[Stored items]
((

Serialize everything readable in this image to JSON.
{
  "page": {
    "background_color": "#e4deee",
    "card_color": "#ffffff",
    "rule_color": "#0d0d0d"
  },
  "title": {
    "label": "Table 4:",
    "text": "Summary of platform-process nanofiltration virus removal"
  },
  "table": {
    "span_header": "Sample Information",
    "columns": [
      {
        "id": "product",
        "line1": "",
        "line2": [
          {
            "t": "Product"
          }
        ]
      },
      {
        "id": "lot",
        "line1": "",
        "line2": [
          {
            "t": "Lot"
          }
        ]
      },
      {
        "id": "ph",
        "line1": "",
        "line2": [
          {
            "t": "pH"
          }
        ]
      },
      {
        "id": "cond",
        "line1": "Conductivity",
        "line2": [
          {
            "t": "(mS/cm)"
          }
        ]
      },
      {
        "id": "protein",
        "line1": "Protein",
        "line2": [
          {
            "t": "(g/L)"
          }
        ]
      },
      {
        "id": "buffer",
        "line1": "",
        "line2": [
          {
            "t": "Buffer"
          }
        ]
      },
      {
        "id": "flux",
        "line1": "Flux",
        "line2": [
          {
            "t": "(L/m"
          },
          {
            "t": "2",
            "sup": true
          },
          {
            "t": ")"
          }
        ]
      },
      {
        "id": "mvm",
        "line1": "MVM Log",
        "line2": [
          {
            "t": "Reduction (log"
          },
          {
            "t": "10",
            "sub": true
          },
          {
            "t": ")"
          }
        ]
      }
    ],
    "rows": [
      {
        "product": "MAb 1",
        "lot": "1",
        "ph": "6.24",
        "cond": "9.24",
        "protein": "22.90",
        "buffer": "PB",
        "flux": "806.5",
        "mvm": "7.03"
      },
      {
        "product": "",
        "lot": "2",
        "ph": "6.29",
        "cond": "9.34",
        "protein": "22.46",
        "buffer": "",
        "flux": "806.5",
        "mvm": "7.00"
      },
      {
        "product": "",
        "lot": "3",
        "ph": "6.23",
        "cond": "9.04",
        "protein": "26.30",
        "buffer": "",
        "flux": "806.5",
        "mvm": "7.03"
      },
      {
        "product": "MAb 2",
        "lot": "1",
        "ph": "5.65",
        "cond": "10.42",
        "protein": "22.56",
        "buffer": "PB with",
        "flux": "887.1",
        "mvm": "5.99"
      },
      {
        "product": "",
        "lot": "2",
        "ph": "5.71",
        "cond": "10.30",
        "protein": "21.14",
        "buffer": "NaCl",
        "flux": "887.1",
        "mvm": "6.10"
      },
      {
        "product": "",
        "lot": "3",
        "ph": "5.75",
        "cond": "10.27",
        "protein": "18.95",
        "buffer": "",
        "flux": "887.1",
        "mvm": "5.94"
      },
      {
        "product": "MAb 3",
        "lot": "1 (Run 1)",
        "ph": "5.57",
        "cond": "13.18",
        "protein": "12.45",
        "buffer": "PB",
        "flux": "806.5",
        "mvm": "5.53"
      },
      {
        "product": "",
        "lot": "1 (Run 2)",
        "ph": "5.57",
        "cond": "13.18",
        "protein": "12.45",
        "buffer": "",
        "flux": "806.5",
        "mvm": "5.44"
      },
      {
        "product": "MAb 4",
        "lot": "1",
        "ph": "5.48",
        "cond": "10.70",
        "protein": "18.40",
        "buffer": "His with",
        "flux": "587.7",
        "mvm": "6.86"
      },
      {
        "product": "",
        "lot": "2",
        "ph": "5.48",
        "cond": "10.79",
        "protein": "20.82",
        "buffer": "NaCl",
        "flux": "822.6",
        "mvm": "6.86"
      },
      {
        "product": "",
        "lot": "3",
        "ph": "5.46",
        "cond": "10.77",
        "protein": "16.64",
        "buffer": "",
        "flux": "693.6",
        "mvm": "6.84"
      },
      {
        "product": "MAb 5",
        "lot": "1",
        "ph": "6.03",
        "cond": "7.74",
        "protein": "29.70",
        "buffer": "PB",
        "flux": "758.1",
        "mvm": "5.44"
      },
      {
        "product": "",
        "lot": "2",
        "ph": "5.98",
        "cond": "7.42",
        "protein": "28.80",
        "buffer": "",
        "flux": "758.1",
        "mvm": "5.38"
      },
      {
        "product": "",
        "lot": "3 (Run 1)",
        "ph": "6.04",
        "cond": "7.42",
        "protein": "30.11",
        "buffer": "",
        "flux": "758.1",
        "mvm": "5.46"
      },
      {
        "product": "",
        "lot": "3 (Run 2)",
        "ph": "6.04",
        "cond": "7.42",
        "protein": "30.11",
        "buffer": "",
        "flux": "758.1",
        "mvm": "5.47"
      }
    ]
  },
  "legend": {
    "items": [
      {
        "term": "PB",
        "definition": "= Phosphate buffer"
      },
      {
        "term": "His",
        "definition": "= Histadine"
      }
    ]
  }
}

))

• Task prompt
Would you please copy out every line of the data exactly?

• Output of the task
Serialize everything readable in this image to JSON.
{
  "page": {
    "background_color": "#e4deee",
    "card_color": "#ffffff",
    "rule_color": "#0d0d0d"
  },
  "title": {
    "label": "Table 4:",
    "text": "Summary of platform-process nanofiltration virus removal"
  },
  "table": {
    "span_header": "Sample Information",
    "columns": [
      {
        "id": "product",
        "line1": "",
        "line2": [
          {
            "t": "Product"
          }
        ]
      },
      {
        "id": "lot",
        "line1": "",
        "line2": [
          {
            "t": "Lot"
          }
        ]
      },
      {
        "id": "ph",
        "line1": "",
        "line2": [
          {
            "t": "pH"
          }
        ]
      },
      {
        "id": "cond",
        "line1": "Conductivity",
        "line2": [
          {
            "t": "(mS/cm)"
          }
        ]
      },
      {
        "id": "protein",
        "line1": "Protein",
        "line2": [
          {
            "t": "(g/L)"
          }
        ]
      },
      {
        "id": "buffer",
        "line1": "",
        "line2": [
          {
            "t": "Buffer"
          }
        ]
      },
      {
        "id": "flux",
        "line1": "Flux",
        "line2": [
          {
            "t": "(L/m"
          },
          {
            "t": "2",
            "sup": true
          },
          {
            "t": ")"
          }
        ]
      },
      {
        "id": "mvm",
        "line1": "MVM Log",
        "line2": [
          {
            "t": "Reduction (log"
          },
          {
            "t": "10",
            "sub": true
          },
          {
            "t": ")"
          }
        ]
      }
    ],
    "rows": [
      {
        "product": "MAb 1",
        "lot": "1",
        "ph": "6.24",
        "cond": "9.24",
        "protein": "22.90",
        "buffer": "PB",
        "flux": "806.5",
        "mvm": "7.03"
      },
      {
        "product": "",
        "lot": "2",
        "ph": "6.29",
        "cond": "9.34",
        "protein": "22.46",
        "buffer": "",
        "flux": "806.5",
        "mvm": "7.00"
      },
      {
        "product": "",
        "lot": "3",
        "ph": "6.23",
        "cond": "9.04",
        "protein": "26.30",
        "buffer": "",
        "flux": "806.5",
        "mvm": "7.03"
      },
      {
        "product": "MAb 2",
        "lot": "1",
        "ph": "5.65",
        "cond": "10.42",
        "protein": "22.56",
        "buffer": "PB with",
        "flux": "887.1",
        "mvm": "5.99"
      },
      {
        "product": "",
        "lot": "2",
        "ph": "5.71",
        "cond": "10.30",
        "protein": "21.14",
        "buffer": "NaCl",
        "flux": "887.1",
        "mvm": "6.10"
      },
      {
        "product": "",
        "lot": "3",
        "ph": "5.75",
        "cond": "10.27",
        "protein": "18.95",
        "buffer": "",
        "flux": "887.1",
        "mvm": "5.94"
      },
      {
        "product": "MAb 3",
        "lot": "1 (Run 1)",
        "ph": "5.57",
        "cond": "13.18",
        "protein": "12.45",
        "buffer": "PB",
        "flux": "806.5",
        "mvm": "5.53"
      },
      {
        "product": "",
        "lot": "1 (Run 2)",
        "ph": "5.57",
        "cond": "13.18",
        "protein": "12.45",
        "buffer": "",
        "flux": "806.5",
        "mvm": "5.44"
      },
      {
        "product": "MAb 4",
        "lot": "1",
        "ph": "5.48",
        "cond": "10.70",
        "protein": "18.40",
        "buffer": "His with",
        "flux": "587.7",
        "mvm": "6.86"
      },
      {
        "product": "",
        "lot": "2",
        "ph": "5.48",
        "cond": "10.79",
        "protein": "20.82",
        "buffer": "NaCl",
        "flux": "822.6",
        "mvm": "6.86"
      },
      {
        "product": "",
        "lot": "3",
        "ph": "5.46",
        "cond": "10.77",
        "protein": "16.64",
        "buffer": "",
        "flux": "693.6",
        "mvm": "6.84"
      },
      {
        "product": "MAb 5",
        "lot": "1",
        "ph": "6.03",
        "cond": "7.74",
        "protein": "29.70",
        "buffer": "PB",
        "flux": "758.1",
        "mvm": "5.44"
      },
      {
        "product": "",
        "lot": "2",
        "ph": "5.98",
        "cond": "7.42",
        "protein": "28.80",
        "buffer": "",
        "flux": "758.1",
        "mvm": "5.38"
      },
      {
        "product": "",
        "lot": "3 (Run 1)",
        "ph": "6.04",
        "cond": "7.42",
        "protein": "30.11",
        "buffer": "",
        "flux": "758.1",
        "mvm": "5.46"
      },
      {
        "product": "",
        "lot": "3 (Run 2)",
        "ph": "6.04",
        "cond": "7.42",
        "protein": "30.11",
        "buffer": "",
        "flux": "758.1",
        "mvm": "5.47"
      }
    ]
  },
  "legend": {
    "items": [
      {
        "term": "PB",
        "definition": "= Phosphate buffer"
      },
      {
        "term": "His",
        "definition": "= Histadine"
      }
    ]
  }
}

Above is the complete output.